──────── Passage

Various types of data streams are processed using data processing technology. Examples of these data streams include video, audio, and closed captioning. Video data is often compressed to reduce bandwidth requirements. As an example, video data is often compressed into a Moving Picture Experts Group (MPEG) format.
Video data is comprised of sequences of frames, wherein each frame constitutes an instantaneous image. As the frames are displayed in sequence the appearance of a moving picture is formed. While each frame may be considered to contain a certain amount of information, that amount of information may be reduced if some of the information is redundant with information contained in other frames. Thus, the overall amount of information being transmitted may be reduced. As the amount information contained in different frames is reduced by different amounts, the bit lengths of the frames of data vary relative to other frames of data. Thus, the video data is represented as variable-frame-length data.
Audio data is comprised of sequences of samples, wherein each sample constitutes instantaneous information about an audio signal. Since audio data does not exhibit sample-to-sample redundancy in the same manner as video data, communication or compression of audio data generally does not involve variable-sample-length data. Thus, audio samples typically occupy a fixed length in the data stream. Typically, a compressed audio stream is comprised of a sequence of fixed size audio frames, each of which represents a fixed number of audio samples.
It is often useful to combine various types of data streams into a single data stream. A multiplexer may be used to combine the data streams. The multiplexer combines portions of the different data streams to form a combined data stream. To obtain the portions of the different data streams, the data streams may be divided into packets, which are usually of fixed size.

────────────────

> **Problem**:
Condense the paragraph of the passage on data streams that begins "Video data is comprised of sequences of frames" into a bulleted list that keeps its main facts. The data after this point is not needed for any of this work.

──────── Supplied material

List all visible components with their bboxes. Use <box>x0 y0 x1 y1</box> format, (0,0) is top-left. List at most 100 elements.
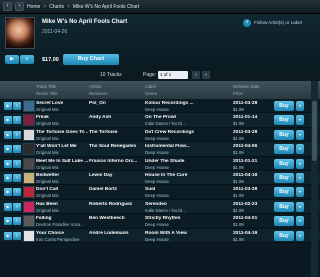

────────────────

> **Final result**:
- Video data consists of sequences of frames, each an instantaneous image.
- Displaying the frames in sequence creates the appearance of a moving picture.
- The information in a frame can be reduced when it is redundant with information in other frames, which lowers the total amount transmitted.
- Because different frames are reduced by different amounts, their bit lengths vary.
- Video data is therefore represented as variable-frame-length data.